* Problem details: Your task is to copy the material exactly.
start Information supplied
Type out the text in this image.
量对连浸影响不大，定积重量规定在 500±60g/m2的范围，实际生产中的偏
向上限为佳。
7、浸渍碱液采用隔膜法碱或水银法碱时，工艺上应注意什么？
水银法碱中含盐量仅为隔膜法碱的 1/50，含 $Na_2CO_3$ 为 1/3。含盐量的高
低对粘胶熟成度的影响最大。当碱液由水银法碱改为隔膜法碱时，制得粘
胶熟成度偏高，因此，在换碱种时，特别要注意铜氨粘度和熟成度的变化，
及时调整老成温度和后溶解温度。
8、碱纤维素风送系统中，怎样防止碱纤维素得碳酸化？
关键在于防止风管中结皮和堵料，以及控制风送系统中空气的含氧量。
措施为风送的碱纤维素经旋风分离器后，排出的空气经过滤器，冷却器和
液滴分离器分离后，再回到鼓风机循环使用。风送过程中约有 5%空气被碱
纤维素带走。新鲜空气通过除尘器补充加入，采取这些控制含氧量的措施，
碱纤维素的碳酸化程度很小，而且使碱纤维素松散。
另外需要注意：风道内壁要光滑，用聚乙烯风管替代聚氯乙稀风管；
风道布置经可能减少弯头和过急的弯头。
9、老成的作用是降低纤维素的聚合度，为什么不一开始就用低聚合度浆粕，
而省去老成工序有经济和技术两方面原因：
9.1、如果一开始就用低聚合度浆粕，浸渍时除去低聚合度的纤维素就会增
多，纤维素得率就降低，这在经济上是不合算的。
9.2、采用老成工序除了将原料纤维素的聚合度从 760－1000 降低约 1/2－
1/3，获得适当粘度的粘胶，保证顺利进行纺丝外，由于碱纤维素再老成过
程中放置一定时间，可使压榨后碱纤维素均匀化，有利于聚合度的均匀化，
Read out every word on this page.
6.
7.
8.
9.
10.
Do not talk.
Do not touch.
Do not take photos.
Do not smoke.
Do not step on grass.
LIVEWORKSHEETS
end Information supplied
* Result of this task:
Type out the text in this image.
量对连浸影响不大，定积重量规定在 500±60g/m2的范围，实际生产中的偏
向上限为佳。
7、浸渍碱液采用隔膜法碱或水银法碱时，工艺上应注意什么？
水银法碱中含盐量仅为隔膜法碱的 1/50，含 $Na_2CO_3$ 为 1/3。含盐量的高
低对粘胶熟成度的影响最大。当碱液由水银法碱改为隔膜法碱时，制得粘
胶熟成度偏高，因此，在换碱种时，特别要注意铜氨粘度和熟成度的变化，
及时调整老成温度和后溶解温度。
8、碱纤维素风送系统中，怎样防止碱纤维素得碳酸化？
关键在于防止风管中结皮和堵料，以及控制风送系统中空气的含氧量。
措施为风送的碱纤维素经旋风分离器后，排出的空气经过滤器，冷却器和
液滴分离器分离后，再回到鼓风机循环使用。风送过程中约有 5%空气被碱
纤维素带走。新鲜空气通过除尘器补充加入，采取这些控制含氧量的措施，
碱纤维素的碳酸化程度很小，而且使碱纤维素松散。
另外需要注意：风道内壁要光滑，用聚乙烯风管替代聚氯乙稀风管；
风道布置经可能减少弯头和过急的弯头。
9、老成的作用是降低纤维素的聚合度，为什么不一开始就用低聚合度浆粕，
而省去老成工序有经济和技术两方面原因：
9.1、如果一开始就用低聚合度浆粕，浸渍时除去低聚合度的纤维素就会增
多，纤维素得率就降低，这在经济上是不合算的。
9.2、采用老成工序除了将原料纤维素的聚合度从 760－1000 降低约 1/2－
1/3，获得适当粘度的粘胶，保证顺利进行纺丝外，由于碱纤维素再老成过
程中放置一定时间，可使压榨后碱纤维素均匀化，有利于聚合度的均匀化，
Read out every word on this page.
6.
7.
8.
9.
10.
Do not talk.
Do not touch.
Do not take photos.
Do not smoke.
Do not step on grass.
LIVEWORKSHEETS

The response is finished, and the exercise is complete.